(Data items)
##########

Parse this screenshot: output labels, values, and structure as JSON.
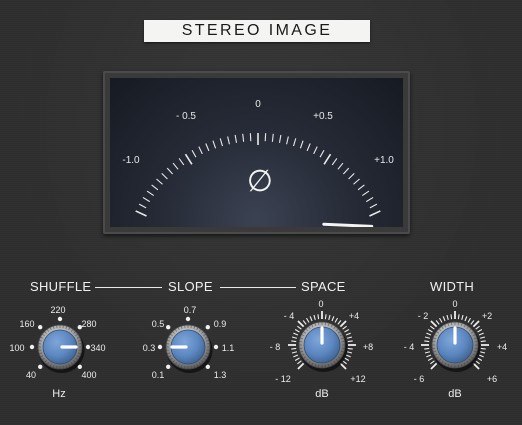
{
  "title": "STEREO IMAGE",
  "meter": {
    "scale_labels": [
      "-1.0",
      "- 0.5",
      "0",
      "+0.5",
      "+1.0"
    ],
    "phase_symbol": "∅",
    "needle_value": 0.93
  },
  "controls": {
    "shuffle": {
      "label": "SHUFFLE",
      "unit": "Hz",
      "scale": [
        "40",
        "100",
        "160",
        "220",
        "280",
        "340",
        "400"
      ],
      "value": 340
    },
    "slope": {
      "label": "SLOPE",
      "scale": [
        "0.1",
        "0.3",
        "0.5",
        "0.7",
        "0.9",
        "1.1",
        "1.3"
      ],
      "value": 0.3
    },
    "space": {
      "label": "SPACE",
      "unit": "dB",
      "scale": [
        "- 12",
        "- 8",
        "- 4",
        "0",
        "+4",
        "+8",
        "+12"
      ],
      "value": 0
    },
    "width": {
      "label": "WIDTH",
      "unit": "dB",
      "scale": [
        "- 6",
        "- 4",
        "- 2",
        "0",
        "+2",
        "+4",
        "+6"
      ],
      "value": 0
    }
  },
  "colors": {
    "knob_cap": "#5b86bf",
    "panel": "#2e2e2e",
    "meter_face": "#262b37"
  }
}
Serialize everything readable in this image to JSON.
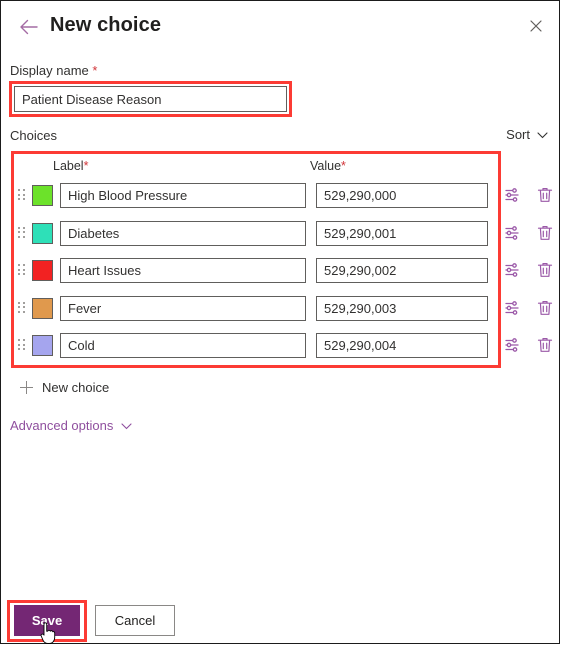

##########

Directive:
In the entries above, identify each line that includes the string "this", then copy it.

The result:
Parse this screenshot: output labels, values, and structure as JSON.
Serialize everything readable in this image to JSON.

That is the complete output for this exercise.